--- START OF GIVEN INFORMATION ---
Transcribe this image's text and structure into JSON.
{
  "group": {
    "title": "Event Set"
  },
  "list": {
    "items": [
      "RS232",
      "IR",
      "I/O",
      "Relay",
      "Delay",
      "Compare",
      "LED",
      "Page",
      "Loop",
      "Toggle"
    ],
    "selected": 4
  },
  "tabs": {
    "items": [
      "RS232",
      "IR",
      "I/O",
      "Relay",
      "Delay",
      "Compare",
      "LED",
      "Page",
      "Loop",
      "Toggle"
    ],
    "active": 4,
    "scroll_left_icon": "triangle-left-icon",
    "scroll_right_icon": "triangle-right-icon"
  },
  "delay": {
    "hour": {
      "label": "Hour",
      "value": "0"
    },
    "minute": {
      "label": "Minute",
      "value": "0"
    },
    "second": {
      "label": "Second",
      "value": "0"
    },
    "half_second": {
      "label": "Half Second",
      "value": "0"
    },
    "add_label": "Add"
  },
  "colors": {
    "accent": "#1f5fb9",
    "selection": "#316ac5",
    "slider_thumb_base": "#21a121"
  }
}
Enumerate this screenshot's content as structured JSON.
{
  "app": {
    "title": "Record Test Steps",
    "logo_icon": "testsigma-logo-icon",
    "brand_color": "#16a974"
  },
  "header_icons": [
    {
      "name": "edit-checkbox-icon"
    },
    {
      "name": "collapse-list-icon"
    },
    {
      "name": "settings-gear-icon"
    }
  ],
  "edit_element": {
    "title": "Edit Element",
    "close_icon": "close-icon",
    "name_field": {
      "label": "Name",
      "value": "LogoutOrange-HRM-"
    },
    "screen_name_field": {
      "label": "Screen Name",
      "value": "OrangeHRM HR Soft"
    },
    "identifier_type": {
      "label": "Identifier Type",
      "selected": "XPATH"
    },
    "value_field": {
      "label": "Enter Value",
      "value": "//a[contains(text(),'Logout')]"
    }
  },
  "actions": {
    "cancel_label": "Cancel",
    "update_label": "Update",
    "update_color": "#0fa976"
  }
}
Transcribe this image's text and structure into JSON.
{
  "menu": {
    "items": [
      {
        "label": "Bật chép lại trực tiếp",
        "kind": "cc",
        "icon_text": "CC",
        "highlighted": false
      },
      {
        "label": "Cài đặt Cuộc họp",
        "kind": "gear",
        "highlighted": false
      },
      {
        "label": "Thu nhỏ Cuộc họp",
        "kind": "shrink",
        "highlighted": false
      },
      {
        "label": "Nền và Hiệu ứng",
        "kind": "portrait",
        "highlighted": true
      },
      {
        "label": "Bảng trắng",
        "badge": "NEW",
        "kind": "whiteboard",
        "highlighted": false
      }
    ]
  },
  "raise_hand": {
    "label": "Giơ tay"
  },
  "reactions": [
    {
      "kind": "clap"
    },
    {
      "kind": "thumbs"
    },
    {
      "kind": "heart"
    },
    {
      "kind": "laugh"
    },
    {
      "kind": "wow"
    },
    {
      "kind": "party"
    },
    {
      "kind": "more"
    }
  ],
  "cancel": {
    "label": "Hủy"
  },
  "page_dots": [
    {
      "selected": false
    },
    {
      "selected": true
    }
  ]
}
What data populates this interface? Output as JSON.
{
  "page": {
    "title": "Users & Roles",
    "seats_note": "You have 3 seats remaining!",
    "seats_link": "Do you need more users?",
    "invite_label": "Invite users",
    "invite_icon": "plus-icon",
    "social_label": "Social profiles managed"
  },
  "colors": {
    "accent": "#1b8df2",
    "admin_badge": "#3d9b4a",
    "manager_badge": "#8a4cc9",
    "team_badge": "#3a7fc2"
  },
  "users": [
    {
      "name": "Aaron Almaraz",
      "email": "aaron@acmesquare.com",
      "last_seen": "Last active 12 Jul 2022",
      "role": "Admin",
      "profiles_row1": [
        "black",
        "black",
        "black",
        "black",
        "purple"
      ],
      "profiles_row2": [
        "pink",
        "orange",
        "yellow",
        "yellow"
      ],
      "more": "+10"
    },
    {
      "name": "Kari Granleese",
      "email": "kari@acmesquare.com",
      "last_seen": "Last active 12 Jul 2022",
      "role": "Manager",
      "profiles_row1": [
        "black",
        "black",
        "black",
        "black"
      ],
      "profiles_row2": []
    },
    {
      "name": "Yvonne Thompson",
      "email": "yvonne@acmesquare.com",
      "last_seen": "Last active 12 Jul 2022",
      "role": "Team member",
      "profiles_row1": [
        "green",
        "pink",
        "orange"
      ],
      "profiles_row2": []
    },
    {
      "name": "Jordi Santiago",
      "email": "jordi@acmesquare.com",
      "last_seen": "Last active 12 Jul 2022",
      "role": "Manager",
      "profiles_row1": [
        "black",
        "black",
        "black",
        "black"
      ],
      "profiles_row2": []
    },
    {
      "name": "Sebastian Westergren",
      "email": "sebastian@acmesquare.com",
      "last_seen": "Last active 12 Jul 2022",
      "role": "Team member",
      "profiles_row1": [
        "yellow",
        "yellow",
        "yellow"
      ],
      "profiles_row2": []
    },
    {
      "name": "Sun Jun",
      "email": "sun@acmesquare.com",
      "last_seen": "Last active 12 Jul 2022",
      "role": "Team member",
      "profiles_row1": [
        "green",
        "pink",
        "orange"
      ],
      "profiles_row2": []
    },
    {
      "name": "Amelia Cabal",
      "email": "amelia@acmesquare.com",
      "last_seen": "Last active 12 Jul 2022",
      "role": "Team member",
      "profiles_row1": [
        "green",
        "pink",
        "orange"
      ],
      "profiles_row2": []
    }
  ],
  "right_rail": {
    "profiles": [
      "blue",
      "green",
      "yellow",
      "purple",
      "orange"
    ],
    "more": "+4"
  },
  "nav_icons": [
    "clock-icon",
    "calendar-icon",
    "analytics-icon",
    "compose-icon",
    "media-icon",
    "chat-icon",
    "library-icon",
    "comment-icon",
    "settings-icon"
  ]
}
--- END OF GIVEN INFORMATION ---
* _JOB_: Copy every line above in which the string "this" shows up.

* _WORKED ANSWER_:
Transcribe this image's text and structure into JSON.
Enumerate this screenshot's content as structured JSON.
Transcribe this image's text and structure into JSON.
What data populates this interface? Output as JSON.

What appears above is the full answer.